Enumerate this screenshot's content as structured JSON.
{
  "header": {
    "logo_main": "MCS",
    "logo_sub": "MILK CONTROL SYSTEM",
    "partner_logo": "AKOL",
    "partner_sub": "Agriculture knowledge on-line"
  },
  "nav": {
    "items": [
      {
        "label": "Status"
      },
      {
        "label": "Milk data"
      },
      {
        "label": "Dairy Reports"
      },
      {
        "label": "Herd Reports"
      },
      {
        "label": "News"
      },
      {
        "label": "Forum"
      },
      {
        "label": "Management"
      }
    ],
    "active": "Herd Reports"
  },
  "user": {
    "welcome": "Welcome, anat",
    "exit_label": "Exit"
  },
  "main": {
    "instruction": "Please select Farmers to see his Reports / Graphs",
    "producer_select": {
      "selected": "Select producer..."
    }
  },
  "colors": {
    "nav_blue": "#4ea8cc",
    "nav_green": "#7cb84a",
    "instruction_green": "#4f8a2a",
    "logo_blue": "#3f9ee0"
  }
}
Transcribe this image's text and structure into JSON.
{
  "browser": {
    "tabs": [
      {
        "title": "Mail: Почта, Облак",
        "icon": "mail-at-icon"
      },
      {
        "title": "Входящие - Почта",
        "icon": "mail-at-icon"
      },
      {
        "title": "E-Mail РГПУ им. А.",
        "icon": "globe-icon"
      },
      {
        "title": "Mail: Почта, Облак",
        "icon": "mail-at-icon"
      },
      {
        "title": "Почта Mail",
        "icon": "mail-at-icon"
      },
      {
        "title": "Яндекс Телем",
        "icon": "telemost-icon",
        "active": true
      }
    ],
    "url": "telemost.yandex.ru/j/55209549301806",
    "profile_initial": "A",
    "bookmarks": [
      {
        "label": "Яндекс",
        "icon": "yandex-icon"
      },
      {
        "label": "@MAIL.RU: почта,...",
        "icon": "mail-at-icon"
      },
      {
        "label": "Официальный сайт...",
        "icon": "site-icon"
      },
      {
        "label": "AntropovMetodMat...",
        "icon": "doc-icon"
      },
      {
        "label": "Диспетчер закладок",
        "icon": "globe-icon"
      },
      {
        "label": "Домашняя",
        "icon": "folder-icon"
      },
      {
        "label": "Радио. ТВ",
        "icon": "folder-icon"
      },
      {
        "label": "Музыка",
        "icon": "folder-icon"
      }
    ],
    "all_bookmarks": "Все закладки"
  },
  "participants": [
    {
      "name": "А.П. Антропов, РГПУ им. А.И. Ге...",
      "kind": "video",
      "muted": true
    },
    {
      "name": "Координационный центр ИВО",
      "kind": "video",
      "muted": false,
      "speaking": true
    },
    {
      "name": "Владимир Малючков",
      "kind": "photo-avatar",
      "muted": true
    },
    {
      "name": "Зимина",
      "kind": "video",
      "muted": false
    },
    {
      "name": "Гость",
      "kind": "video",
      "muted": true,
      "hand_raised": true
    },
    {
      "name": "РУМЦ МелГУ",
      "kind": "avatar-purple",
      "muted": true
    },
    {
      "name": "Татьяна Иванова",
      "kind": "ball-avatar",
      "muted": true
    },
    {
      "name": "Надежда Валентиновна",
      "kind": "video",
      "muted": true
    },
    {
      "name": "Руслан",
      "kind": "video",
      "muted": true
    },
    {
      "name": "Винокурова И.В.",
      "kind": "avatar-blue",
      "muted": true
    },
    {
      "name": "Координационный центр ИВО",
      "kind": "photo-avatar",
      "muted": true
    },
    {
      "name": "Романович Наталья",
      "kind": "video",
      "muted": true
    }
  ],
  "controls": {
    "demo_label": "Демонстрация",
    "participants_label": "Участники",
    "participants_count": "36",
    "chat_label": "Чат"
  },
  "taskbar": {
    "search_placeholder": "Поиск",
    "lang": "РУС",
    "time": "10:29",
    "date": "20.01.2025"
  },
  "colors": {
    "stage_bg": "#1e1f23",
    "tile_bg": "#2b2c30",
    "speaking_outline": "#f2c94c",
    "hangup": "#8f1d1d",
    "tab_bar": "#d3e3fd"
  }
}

==

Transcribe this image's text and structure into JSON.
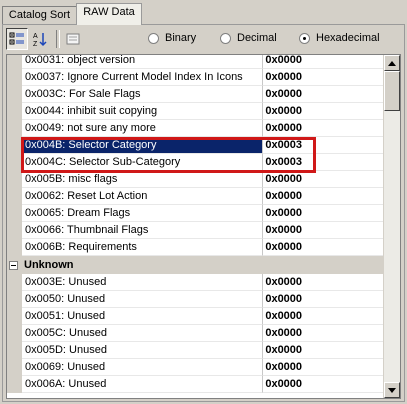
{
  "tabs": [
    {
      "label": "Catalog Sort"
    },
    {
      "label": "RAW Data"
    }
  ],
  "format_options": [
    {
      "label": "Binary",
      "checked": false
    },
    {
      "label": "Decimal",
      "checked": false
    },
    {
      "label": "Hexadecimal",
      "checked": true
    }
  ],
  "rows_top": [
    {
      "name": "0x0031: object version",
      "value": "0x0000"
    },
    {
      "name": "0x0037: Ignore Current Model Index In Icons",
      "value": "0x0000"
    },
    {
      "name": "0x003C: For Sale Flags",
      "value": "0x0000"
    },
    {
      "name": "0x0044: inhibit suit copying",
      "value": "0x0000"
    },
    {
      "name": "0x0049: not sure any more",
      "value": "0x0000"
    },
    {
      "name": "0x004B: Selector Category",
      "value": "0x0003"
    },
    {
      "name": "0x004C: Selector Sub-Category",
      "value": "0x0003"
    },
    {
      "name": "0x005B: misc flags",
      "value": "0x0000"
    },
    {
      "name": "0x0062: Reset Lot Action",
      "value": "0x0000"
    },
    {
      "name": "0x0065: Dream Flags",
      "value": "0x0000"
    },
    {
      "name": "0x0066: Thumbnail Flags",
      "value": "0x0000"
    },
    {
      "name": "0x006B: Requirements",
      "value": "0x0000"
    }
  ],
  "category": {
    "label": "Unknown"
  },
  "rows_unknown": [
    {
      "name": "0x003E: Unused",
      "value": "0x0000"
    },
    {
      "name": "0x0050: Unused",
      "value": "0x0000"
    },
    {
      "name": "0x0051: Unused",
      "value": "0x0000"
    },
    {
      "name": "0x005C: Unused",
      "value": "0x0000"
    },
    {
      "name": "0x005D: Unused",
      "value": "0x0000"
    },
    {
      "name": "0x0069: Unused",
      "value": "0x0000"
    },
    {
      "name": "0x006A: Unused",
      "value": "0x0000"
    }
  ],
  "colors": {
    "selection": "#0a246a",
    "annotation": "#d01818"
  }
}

Objective:
Using the entries above, return each line in which the word "false" occurs.

Complete output:
      "muted": false,
      "muted": false
      "checked": false
      "checked": false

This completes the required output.